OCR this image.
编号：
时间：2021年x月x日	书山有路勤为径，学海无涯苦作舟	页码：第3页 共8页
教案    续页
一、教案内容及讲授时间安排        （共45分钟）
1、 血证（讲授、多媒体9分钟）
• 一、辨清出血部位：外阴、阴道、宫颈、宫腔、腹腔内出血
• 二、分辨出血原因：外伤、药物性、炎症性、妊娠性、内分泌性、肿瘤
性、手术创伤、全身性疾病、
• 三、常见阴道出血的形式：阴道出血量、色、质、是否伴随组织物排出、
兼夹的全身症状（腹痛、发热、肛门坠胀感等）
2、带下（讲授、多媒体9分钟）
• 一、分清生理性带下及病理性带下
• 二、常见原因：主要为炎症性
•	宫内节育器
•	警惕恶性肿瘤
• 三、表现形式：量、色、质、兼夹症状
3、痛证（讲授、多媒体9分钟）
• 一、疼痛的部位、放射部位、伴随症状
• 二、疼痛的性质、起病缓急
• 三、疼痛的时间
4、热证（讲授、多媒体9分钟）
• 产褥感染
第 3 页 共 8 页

§ **Given task**
Reproduce the full listing exactly.

§ **Solved exercise**
OCR this image.
编号：
时间：2021年x月x日	书山有路勤为径，学海无涯苦作舟	页码：第3页 共8页
教案    续页
一、教案内容及讲授时间安排        （共45分钟）
1、 血证（讲授、多媒体9分钟）
• 一、辨清出血部位：外阴、阴道、宫颈、宫腔、腹腔内出血
• 二、分辨出血原因：外伤、药物性、炎症性、妊娠性、内分泌性、肿瘤
性、手术创伤、全身性疾病、
• 三、常见阴道出血的形式：阴道出血量、色、质、是否伴随组织物排出、
兼夹的全身症状（腹痛、发热、肛门坠胀感等）
2、带下（讲授、多媒体9分钟）
• 一、分清生理性带下及病理性带下
• 二、常见原因：主要为炎症性
•	宫内节育器
•	警惕恶性肿瘤
• 三、表现形式：量、色、质、兼夹症状
3、痛证（讲授、多媒体9分钟）
• 一、疼痛的部位、放射部位、伴随症状
• 二、疼痛的性质、起病缓急
• 三、疼痛的时间
4、热证（讲授、多媒体9分钟）
• 产褥感染
第 3 页 共 8 页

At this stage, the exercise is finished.